In the records that follow, show each line where the word "Phil" is present.

----

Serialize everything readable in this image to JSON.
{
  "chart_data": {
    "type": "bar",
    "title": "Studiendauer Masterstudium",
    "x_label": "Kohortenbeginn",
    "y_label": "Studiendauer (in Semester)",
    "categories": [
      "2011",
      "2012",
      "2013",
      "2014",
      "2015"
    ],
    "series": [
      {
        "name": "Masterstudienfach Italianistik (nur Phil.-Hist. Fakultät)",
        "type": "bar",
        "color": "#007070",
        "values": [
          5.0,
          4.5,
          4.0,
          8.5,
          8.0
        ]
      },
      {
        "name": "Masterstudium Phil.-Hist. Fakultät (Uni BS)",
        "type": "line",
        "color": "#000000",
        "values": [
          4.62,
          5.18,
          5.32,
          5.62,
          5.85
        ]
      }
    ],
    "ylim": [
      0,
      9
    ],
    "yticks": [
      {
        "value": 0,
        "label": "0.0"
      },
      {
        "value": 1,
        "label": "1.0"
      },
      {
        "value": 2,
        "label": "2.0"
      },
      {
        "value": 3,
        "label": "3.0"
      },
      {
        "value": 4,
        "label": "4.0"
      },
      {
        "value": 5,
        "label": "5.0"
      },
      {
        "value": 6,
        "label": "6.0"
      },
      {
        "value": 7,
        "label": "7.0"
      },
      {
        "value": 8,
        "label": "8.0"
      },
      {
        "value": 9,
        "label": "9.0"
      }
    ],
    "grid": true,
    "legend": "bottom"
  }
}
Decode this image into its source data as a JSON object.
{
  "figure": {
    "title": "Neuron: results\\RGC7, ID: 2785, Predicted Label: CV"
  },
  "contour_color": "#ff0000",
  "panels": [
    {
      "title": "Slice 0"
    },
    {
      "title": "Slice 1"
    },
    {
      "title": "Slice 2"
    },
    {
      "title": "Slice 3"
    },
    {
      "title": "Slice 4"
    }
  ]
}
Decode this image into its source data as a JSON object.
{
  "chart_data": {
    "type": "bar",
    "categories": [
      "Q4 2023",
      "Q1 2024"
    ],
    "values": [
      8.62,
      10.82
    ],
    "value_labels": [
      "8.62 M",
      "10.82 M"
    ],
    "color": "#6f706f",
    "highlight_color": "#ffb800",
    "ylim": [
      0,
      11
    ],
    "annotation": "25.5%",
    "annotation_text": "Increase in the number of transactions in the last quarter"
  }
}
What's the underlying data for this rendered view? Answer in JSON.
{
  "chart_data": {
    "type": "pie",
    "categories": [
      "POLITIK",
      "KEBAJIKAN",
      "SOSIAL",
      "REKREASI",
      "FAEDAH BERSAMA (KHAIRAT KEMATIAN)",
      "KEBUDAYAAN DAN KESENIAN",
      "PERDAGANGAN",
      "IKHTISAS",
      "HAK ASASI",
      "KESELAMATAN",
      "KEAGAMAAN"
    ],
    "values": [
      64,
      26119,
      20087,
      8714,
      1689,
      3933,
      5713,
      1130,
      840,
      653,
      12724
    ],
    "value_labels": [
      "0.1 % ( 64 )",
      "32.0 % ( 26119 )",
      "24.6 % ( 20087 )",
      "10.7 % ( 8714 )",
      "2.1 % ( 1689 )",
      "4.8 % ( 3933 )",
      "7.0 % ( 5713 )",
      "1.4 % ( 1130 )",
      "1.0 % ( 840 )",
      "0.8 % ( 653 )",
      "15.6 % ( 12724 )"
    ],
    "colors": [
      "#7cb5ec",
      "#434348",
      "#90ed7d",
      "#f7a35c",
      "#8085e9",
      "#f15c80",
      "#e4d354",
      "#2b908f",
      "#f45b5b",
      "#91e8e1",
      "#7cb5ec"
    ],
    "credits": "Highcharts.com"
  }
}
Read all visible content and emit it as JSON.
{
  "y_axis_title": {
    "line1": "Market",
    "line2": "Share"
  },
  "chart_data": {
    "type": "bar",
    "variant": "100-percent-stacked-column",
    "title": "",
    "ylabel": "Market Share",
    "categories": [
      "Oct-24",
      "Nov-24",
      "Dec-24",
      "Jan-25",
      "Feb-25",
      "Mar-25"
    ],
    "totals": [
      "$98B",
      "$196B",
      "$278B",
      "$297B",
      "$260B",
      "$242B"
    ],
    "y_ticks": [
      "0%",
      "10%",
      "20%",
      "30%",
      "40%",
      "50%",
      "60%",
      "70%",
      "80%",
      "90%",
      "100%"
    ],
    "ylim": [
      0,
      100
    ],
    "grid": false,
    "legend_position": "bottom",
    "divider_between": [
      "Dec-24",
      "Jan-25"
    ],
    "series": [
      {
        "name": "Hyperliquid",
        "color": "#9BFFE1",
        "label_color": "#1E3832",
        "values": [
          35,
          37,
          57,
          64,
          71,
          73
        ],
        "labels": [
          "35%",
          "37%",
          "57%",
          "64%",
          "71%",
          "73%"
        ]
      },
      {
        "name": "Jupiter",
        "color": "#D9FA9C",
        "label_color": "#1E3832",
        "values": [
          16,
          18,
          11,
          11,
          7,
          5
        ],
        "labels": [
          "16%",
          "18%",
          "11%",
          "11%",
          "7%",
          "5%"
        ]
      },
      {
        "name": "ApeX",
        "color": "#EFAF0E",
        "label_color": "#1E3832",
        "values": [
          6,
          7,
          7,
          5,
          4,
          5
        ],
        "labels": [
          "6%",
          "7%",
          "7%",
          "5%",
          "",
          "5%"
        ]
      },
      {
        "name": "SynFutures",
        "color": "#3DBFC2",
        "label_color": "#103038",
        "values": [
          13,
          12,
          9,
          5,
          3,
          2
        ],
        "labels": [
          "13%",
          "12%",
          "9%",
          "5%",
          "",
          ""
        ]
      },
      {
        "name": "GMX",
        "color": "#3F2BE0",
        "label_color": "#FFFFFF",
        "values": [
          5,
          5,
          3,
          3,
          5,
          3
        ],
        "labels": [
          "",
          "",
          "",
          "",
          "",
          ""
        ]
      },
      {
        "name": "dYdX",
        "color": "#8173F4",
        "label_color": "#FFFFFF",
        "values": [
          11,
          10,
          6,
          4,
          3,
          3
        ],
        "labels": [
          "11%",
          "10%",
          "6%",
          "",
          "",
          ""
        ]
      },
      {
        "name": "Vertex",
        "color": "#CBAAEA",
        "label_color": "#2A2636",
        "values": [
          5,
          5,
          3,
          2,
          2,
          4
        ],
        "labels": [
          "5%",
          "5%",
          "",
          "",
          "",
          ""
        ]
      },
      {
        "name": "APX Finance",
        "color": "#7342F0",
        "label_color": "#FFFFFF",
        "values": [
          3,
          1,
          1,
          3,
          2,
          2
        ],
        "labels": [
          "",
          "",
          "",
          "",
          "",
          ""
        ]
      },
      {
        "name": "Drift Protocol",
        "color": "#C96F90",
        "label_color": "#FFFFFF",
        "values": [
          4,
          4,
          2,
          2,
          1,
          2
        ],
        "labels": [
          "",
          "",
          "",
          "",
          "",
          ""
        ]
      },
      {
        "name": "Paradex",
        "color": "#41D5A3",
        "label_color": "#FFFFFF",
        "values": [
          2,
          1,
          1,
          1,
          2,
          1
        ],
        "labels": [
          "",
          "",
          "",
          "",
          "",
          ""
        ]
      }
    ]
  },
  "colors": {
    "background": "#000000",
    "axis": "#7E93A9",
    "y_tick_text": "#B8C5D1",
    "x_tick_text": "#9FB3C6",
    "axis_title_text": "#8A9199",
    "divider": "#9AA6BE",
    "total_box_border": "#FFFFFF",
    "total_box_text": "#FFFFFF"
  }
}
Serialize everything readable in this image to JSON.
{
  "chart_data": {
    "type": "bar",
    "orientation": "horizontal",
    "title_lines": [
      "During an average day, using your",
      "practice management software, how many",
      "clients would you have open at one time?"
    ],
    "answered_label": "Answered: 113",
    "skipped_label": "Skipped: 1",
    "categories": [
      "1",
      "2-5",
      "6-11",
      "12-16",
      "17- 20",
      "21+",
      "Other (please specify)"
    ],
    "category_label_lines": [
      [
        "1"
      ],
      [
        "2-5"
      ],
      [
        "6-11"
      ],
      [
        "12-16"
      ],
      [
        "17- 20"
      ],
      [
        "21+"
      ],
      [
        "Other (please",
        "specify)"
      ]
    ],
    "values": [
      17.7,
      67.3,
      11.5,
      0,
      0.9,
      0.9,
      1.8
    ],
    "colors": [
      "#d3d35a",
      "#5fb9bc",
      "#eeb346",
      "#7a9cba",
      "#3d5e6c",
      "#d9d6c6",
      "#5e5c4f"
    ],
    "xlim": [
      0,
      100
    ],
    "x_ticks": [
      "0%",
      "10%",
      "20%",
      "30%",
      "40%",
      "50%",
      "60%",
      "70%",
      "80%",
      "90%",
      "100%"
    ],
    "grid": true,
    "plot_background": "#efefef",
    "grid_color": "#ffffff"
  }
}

----

* [COMPLETE OUTPUT]
        "name": "Masterstudienfach Italianistik (nur Phil.-Hist. Fakultät)",
        "name": "Masterstudium Phil.-Hist. Fakultät (Uni BS)",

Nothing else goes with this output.